> EXERCISE REQUIREMENTS
From the entries below, copy every line holding the word "your".

> EXERCISE DATA
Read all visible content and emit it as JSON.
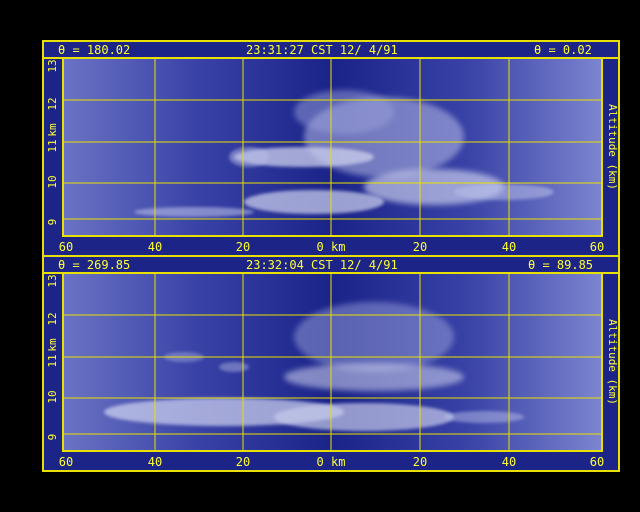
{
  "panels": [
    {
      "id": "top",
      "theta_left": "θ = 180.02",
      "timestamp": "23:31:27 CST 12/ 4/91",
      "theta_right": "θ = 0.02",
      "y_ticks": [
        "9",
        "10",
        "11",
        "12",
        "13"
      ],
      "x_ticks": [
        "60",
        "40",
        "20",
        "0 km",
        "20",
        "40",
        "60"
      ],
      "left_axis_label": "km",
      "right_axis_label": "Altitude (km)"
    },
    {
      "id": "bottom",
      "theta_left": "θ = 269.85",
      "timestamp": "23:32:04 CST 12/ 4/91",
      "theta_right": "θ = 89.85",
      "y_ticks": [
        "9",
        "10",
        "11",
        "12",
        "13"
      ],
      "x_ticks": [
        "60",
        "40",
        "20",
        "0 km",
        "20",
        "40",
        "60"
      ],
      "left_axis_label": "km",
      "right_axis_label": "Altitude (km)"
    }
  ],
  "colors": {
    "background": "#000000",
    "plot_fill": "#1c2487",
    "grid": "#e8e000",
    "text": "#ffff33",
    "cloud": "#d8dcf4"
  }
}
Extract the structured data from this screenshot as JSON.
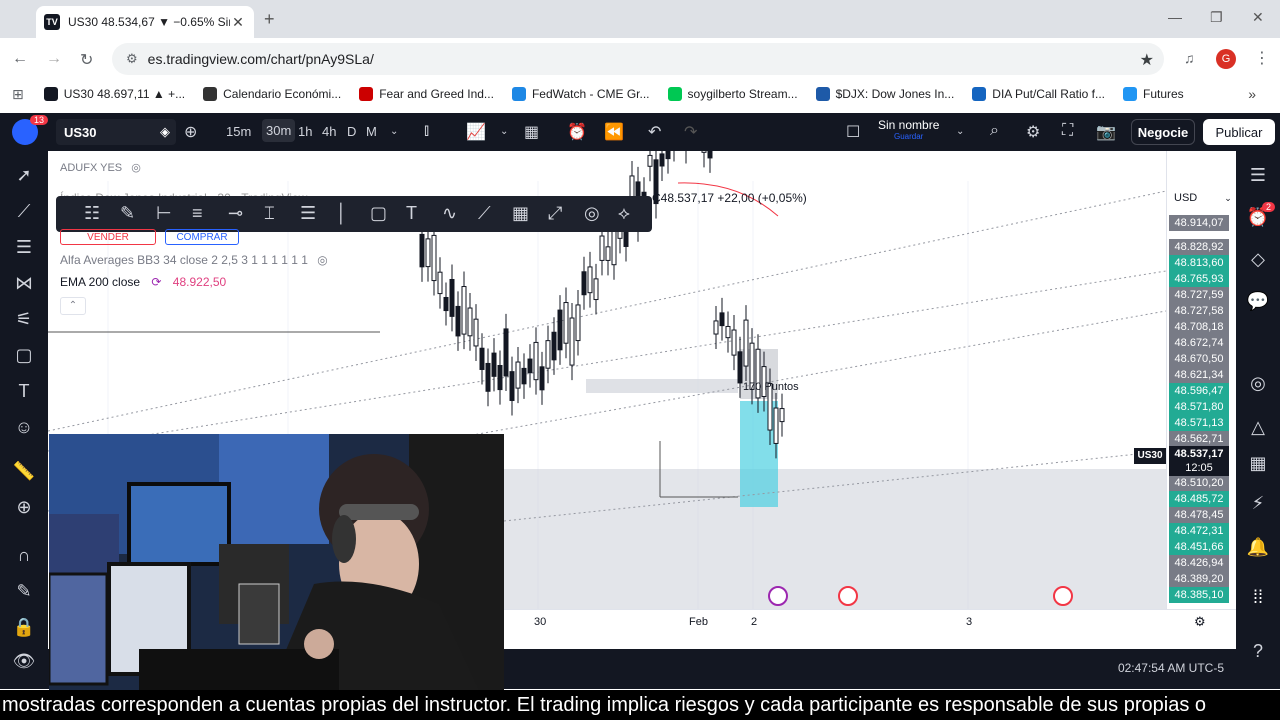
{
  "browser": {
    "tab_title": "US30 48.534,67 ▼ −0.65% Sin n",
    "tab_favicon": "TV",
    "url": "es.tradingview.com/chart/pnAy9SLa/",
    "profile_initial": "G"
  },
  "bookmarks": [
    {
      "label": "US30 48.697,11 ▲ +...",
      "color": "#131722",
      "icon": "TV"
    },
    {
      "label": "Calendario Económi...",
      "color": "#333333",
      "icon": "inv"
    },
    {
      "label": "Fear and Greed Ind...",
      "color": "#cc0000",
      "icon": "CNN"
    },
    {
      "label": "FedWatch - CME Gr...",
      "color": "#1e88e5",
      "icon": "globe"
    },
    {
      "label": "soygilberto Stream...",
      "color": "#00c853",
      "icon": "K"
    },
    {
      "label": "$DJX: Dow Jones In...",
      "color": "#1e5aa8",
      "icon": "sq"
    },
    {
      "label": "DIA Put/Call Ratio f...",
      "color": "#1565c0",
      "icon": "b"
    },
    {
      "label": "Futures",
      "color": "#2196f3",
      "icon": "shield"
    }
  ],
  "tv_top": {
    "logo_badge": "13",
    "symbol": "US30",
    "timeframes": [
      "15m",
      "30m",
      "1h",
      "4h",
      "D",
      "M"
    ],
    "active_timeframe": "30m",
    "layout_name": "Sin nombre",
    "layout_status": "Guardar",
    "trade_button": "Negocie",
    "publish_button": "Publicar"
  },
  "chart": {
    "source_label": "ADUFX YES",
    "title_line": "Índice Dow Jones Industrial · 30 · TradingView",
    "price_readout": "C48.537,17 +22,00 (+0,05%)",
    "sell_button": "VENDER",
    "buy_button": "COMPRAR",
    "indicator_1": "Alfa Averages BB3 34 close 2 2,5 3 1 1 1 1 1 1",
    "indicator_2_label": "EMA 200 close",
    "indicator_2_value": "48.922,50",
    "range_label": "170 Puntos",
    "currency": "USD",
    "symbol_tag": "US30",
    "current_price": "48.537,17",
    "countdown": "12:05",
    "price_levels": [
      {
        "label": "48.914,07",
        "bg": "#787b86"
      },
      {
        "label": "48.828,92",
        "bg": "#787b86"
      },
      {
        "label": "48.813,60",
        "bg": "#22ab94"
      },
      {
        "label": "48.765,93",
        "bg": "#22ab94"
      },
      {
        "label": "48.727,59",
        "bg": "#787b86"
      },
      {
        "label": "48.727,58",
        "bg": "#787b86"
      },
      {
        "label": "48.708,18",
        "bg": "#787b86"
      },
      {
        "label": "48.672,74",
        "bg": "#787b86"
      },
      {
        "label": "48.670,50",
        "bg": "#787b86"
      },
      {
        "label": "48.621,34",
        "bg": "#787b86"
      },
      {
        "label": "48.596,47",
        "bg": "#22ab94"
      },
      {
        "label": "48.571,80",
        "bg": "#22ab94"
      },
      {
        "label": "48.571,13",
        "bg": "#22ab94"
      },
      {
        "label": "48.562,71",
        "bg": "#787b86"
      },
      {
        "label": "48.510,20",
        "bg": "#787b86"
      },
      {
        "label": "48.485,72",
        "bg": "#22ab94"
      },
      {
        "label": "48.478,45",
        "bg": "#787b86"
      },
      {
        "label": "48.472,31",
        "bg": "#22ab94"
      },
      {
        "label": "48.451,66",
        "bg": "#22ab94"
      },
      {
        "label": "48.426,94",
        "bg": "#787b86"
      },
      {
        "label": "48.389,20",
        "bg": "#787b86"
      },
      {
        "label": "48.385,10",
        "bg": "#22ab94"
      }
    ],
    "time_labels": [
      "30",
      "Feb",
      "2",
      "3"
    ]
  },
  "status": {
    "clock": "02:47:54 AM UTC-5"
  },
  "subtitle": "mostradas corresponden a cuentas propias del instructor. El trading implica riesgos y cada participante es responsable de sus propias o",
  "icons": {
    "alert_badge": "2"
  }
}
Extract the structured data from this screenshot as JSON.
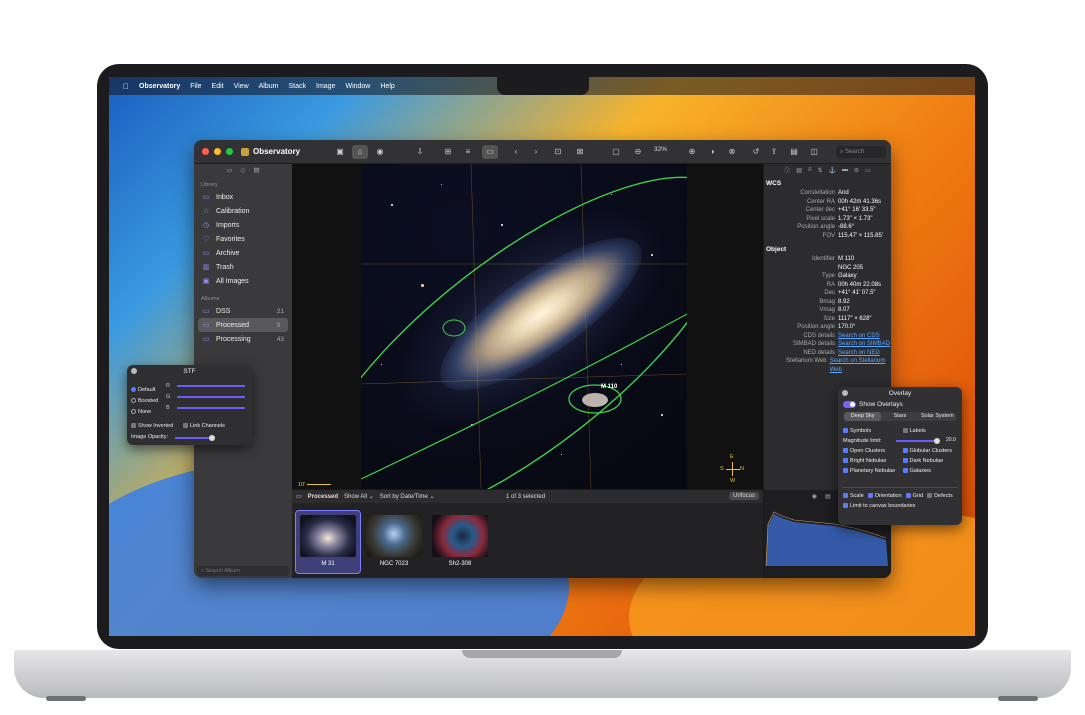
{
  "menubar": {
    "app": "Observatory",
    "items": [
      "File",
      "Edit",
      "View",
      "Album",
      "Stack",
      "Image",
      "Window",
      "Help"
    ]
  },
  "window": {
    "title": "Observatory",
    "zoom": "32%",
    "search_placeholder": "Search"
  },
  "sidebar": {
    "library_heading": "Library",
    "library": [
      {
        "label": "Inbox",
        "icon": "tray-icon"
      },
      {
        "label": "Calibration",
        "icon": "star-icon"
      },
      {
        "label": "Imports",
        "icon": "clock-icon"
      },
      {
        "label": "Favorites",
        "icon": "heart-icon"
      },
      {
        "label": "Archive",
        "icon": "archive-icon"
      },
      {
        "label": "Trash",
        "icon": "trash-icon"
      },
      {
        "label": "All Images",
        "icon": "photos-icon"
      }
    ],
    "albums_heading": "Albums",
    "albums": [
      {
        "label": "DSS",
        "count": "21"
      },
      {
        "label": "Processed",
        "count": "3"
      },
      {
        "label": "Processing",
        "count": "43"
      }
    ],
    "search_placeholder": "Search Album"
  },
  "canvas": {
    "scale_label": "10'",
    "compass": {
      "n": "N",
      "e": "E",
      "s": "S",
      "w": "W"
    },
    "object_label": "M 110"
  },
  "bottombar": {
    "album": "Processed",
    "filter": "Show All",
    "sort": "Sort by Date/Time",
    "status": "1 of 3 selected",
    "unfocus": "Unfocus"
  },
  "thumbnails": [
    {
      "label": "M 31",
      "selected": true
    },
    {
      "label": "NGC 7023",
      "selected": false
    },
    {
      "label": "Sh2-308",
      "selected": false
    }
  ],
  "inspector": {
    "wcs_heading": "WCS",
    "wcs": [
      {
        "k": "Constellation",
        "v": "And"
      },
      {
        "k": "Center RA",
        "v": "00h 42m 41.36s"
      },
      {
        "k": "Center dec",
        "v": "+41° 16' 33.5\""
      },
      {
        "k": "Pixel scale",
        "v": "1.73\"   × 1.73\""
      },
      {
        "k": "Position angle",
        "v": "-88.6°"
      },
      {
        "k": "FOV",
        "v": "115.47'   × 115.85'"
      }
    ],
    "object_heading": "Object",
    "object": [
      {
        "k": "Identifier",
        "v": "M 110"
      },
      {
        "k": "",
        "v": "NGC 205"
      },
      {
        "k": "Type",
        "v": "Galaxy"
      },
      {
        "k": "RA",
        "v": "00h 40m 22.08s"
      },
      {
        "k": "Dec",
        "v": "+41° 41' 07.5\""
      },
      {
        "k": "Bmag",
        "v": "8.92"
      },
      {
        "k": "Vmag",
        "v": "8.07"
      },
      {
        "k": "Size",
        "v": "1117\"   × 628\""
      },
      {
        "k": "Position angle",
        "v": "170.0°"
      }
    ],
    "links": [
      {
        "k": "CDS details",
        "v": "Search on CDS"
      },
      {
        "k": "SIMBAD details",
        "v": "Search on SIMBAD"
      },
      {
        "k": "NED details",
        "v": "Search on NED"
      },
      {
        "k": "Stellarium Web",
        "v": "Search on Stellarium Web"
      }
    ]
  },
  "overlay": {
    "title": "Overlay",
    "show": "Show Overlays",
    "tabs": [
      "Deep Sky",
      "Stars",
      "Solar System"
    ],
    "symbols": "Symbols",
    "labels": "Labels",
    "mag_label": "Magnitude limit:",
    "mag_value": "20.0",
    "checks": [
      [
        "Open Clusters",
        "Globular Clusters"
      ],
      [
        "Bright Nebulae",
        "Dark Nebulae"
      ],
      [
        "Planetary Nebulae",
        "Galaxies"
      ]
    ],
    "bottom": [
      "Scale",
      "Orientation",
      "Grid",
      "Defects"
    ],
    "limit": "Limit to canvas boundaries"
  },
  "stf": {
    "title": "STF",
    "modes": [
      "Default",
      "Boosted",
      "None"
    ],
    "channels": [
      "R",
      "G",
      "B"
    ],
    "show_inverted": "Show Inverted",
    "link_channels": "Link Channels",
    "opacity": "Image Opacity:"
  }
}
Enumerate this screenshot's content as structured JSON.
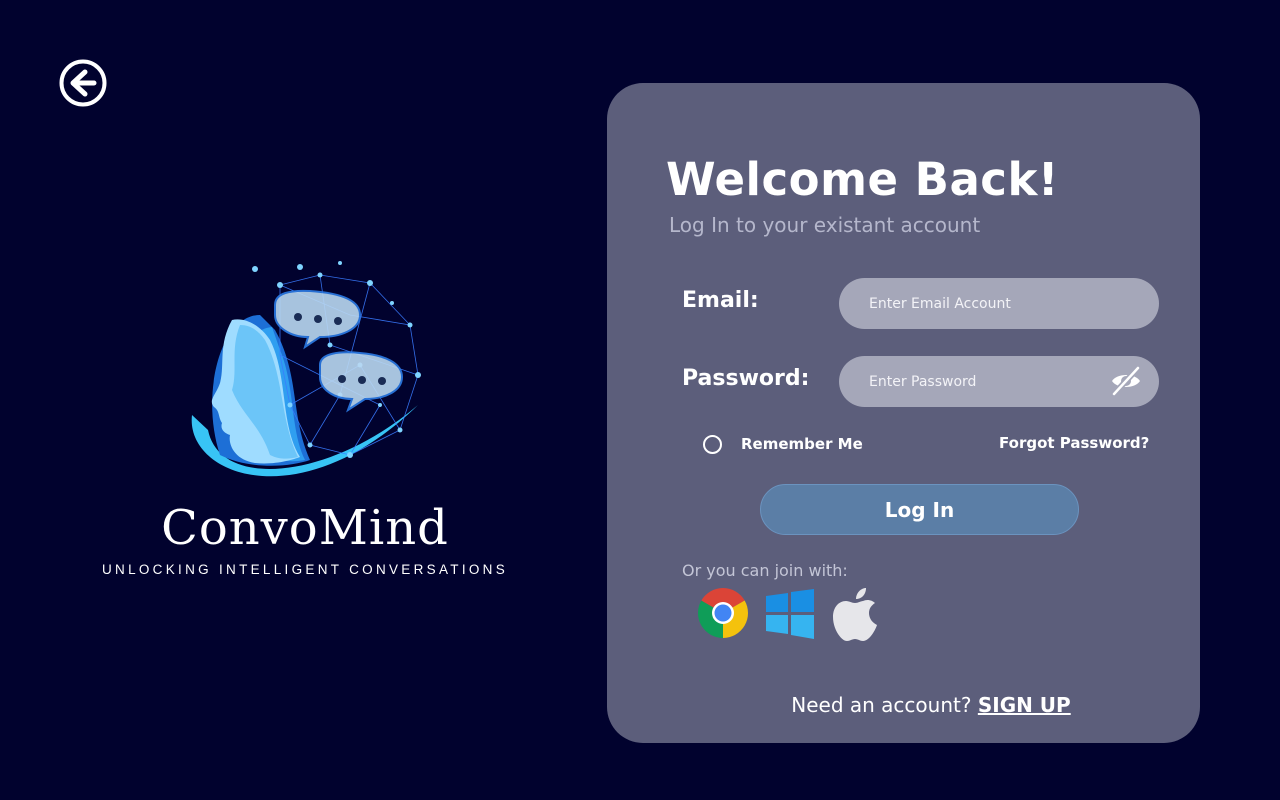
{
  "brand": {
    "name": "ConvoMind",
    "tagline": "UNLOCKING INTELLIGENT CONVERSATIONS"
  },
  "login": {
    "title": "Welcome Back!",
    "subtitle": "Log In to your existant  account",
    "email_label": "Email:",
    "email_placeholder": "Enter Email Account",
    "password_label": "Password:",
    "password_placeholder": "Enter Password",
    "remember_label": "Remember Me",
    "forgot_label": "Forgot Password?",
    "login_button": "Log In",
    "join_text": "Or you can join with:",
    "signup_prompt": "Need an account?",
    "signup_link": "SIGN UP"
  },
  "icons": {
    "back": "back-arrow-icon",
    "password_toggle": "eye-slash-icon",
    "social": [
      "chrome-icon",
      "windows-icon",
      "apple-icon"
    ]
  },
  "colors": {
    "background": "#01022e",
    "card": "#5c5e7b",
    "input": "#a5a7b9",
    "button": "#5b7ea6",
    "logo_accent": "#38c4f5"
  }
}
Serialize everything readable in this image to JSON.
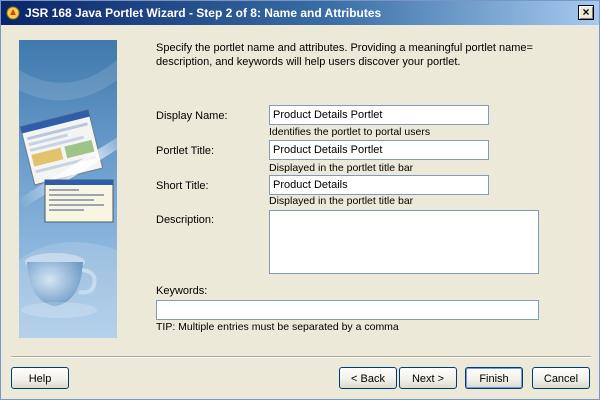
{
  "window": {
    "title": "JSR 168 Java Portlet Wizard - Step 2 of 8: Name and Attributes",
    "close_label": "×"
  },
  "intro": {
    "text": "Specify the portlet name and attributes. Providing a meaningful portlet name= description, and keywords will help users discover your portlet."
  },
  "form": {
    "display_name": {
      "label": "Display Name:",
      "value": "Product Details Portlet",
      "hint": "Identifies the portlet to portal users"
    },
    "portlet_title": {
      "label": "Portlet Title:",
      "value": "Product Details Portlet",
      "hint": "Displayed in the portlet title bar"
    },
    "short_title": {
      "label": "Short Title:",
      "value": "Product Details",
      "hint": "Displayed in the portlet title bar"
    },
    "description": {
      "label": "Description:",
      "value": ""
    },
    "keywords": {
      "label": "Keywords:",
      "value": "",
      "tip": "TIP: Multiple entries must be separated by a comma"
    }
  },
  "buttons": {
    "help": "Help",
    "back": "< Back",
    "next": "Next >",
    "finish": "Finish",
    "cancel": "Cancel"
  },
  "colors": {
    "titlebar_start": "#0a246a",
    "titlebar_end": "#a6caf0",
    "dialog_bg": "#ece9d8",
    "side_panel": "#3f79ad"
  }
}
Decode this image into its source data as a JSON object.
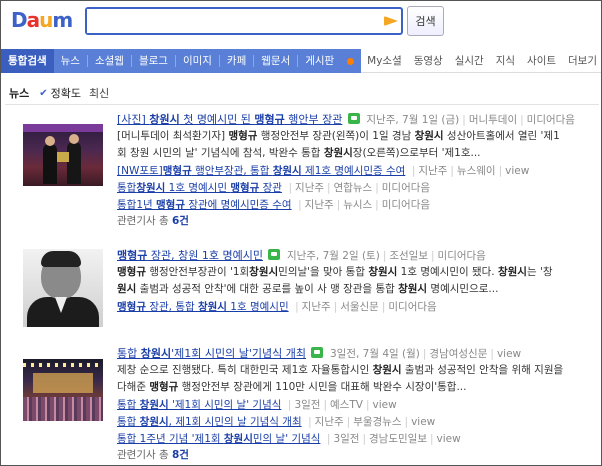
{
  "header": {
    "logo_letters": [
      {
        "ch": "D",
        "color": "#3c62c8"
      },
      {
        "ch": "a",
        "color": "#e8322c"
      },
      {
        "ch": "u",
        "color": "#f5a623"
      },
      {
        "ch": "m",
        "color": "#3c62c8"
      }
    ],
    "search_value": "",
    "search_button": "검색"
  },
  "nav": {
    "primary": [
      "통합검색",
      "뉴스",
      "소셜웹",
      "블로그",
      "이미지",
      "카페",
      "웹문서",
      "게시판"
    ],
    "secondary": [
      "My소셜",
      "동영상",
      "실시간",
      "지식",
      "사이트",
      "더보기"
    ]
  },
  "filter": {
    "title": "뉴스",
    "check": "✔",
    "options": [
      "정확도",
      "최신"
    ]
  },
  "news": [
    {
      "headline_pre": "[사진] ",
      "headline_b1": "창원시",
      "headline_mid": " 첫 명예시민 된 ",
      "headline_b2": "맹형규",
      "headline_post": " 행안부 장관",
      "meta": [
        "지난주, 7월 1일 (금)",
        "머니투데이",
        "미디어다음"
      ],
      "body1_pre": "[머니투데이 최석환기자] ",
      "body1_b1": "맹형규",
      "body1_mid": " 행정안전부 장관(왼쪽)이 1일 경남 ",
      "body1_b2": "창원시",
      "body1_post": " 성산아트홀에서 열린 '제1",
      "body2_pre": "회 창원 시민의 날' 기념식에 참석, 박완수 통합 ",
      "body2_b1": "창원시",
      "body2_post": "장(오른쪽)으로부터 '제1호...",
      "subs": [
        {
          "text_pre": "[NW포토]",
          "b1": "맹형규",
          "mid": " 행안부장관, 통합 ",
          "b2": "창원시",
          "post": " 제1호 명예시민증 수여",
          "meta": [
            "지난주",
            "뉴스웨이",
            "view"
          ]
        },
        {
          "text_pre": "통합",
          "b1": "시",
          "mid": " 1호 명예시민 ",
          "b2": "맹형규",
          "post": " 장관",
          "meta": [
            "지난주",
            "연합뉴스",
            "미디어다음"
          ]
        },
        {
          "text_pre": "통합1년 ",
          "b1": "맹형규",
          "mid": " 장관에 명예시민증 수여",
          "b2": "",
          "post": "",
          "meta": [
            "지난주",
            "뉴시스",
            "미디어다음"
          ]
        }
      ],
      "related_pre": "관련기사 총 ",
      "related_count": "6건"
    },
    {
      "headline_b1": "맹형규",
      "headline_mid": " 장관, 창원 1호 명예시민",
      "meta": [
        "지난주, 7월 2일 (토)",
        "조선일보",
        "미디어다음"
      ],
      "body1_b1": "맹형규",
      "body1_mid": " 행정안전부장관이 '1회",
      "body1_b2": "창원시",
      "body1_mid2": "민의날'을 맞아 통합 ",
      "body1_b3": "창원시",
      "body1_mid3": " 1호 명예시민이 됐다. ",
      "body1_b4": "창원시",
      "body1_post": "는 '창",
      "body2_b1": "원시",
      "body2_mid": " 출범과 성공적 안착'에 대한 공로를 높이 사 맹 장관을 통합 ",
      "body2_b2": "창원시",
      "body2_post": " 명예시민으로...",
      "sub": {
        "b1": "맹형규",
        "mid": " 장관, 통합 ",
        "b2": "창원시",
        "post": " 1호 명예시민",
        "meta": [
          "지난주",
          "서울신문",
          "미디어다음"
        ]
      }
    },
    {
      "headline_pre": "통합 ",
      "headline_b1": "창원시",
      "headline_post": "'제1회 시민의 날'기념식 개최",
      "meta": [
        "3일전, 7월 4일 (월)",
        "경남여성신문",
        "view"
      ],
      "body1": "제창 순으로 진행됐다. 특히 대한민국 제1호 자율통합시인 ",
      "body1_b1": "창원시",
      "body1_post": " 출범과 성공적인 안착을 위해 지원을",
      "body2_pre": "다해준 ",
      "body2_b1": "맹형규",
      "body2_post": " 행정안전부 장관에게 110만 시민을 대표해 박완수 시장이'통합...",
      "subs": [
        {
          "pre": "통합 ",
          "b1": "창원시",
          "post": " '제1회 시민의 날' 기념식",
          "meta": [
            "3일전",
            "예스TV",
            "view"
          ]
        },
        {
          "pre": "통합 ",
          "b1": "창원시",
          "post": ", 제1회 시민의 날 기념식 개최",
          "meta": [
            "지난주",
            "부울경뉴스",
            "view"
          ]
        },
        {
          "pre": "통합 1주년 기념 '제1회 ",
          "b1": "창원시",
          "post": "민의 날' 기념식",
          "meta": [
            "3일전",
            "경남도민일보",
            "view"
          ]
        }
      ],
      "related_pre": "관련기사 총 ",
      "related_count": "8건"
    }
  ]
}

> FINAL RESULT
    "subtitle": "Log In to your existant  account",
    "text": "Specify the portlet name and attributes. Providing a meaningful portlet name= description, and keywords will help users discover your portlet."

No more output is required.